>>>
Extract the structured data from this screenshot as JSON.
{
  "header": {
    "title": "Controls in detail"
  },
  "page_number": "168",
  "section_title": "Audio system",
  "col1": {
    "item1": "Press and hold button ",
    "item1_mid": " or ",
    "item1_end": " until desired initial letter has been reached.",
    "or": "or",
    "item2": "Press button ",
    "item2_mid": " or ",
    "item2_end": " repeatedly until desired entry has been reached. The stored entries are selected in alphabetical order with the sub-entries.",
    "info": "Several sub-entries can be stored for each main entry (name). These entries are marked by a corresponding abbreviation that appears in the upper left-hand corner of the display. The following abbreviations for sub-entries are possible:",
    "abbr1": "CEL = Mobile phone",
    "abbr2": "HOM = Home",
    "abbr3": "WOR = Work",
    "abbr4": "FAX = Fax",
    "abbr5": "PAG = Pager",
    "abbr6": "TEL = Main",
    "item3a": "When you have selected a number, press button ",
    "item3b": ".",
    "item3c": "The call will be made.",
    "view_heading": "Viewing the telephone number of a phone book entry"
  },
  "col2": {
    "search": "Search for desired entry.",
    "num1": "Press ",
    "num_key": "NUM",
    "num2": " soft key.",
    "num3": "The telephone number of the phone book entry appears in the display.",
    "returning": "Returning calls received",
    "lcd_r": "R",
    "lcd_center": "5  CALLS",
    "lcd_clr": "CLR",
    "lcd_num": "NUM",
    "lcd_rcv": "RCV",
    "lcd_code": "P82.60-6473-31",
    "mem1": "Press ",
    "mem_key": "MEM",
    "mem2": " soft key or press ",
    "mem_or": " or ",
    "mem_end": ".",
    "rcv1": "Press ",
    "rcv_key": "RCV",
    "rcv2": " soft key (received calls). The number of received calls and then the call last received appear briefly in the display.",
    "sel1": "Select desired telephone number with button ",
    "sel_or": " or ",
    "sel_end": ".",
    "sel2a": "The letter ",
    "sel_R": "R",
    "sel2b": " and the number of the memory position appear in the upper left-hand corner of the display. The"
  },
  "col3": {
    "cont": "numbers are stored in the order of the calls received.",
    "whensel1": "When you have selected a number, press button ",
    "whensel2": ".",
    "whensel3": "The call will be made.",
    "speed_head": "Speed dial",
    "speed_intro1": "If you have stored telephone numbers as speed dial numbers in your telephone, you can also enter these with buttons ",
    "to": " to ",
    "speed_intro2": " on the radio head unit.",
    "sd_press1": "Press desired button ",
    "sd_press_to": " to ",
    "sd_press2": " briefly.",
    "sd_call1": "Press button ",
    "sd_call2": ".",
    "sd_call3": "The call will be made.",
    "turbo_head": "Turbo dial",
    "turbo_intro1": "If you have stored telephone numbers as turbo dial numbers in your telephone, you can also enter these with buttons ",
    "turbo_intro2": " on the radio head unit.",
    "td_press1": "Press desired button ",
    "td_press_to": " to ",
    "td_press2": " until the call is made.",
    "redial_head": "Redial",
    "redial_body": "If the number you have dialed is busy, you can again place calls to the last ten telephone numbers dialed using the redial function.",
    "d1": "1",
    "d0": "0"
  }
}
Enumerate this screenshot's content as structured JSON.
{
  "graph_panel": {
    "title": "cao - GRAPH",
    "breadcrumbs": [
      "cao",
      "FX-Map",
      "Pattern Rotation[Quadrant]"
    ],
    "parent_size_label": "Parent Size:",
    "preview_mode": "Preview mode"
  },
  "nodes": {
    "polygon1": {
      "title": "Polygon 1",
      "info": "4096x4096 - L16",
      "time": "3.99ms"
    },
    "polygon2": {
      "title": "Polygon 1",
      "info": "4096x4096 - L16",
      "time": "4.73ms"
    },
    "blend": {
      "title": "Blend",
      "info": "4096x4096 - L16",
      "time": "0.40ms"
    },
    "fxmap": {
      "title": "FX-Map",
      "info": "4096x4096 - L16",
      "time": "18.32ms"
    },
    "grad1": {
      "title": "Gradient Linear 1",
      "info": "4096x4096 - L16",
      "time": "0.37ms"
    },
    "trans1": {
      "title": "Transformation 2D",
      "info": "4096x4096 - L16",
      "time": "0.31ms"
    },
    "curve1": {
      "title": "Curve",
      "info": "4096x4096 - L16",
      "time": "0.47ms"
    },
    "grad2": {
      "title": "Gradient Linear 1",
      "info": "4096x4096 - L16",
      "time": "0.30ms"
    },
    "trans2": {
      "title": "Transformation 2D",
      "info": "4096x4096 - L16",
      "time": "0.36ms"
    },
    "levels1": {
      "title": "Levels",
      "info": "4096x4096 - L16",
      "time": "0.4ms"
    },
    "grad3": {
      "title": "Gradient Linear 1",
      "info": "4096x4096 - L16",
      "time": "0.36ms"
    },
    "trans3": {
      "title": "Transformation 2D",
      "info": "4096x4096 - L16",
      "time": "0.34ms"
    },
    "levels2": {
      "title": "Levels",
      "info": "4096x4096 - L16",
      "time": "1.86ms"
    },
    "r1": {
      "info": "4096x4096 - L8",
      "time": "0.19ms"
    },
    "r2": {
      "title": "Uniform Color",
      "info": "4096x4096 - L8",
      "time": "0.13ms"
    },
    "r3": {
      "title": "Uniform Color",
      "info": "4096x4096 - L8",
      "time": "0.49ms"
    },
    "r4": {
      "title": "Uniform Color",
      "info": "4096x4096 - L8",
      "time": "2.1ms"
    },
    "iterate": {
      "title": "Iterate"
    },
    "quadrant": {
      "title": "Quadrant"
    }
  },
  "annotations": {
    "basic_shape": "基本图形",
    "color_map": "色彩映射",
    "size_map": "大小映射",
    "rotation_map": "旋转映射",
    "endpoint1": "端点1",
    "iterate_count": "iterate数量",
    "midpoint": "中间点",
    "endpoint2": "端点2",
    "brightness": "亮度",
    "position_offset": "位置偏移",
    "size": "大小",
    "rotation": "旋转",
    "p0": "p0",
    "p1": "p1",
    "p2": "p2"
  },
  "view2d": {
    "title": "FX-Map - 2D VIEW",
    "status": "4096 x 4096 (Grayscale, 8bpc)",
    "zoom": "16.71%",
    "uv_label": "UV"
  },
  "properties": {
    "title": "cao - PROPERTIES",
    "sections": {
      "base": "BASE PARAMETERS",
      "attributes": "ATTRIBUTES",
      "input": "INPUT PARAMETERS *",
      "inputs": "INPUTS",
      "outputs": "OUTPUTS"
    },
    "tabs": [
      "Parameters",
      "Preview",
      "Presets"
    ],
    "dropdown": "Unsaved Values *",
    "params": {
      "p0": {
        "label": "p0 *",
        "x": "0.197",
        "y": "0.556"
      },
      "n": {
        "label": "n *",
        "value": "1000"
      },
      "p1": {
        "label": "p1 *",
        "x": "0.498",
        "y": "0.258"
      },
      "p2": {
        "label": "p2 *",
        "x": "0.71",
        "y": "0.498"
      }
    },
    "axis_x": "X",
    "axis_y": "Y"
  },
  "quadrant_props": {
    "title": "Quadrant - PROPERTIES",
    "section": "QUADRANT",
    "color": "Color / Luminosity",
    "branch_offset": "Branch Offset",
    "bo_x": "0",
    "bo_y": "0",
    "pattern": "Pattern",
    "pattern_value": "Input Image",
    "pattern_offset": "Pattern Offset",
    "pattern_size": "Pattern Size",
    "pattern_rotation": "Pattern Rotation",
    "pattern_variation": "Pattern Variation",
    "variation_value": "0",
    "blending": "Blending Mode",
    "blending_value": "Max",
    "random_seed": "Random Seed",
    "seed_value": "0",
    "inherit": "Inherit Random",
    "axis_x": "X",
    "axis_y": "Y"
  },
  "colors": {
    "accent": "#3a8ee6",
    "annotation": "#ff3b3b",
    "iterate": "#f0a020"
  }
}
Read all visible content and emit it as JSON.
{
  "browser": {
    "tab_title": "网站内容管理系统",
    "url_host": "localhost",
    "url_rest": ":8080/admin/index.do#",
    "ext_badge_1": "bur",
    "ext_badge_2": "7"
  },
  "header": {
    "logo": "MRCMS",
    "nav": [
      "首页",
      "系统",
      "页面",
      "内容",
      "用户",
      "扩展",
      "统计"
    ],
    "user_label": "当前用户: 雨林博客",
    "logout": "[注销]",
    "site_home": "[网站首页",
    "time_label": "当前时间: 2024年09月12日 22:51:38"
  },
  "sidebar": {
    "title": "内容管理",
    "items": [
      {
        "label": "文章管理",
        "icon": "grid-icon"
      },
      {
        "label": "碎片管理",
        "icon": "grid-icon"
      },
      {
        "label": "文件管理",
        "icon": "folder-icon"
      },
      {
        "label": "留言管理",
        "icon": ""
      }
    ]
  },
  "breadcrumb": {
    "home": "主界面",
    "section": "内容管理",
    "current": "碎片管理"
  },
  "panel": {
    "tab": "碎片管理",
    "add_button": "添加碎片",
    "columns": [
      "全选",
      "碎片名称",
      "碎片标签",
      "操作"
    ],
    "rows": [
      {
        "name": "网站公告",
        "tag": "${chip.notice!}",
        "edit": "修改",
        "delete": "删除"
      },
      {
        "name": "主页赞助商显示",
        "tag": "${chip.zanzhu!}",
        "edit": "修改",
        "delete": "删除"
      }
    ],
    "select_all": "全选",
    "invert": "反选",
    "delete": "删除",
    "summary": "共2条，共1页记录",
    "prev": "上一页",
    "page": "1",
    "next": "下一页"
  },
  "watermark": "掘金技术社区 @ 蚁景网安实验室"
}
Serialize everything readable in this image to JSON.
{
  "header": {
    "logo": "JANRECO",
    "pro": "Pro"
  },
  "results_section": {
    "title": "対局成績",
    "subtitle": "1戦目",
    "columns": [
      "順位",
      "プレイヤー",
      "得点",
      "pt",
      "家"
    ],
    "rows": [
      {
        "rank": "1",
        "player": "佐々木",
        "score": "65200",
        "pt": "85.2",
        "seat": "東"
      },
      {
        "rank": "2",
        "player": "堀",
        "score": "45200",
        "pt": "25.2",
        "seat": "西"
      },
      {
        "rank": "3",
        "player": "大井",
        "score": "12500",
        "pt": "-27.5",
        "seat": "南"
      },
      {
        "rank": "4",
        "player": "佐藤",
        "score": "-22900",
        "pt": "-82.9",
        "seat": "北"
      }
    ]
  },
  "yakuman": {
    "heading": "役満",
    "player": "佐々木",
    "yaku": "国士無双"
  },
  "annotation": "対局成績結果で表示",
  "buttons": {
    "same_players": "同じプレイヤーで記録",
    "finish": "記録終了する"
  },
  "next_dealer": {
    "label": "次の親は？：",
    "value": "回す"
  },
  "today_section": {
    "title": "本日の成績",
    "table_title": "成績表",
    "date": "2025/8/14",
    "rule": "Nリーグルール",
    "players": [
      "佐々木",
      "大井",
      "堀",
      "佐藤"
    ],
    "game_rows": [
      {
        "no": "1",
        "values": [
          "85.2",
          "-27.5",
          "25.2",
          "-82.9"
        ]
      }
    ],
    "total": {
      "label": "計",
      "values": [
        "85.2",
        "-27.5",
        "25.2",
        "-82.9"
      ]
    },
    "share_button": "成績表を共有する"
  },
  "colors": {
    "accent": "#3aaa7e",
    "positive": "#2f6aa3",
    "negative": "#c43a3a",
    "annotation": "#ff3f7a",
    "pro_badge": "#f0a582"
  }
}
<<<
__Exercise directions__:
Looking at the material above, count the lines that hold "order" and give the total alone.

__Full answer__:
2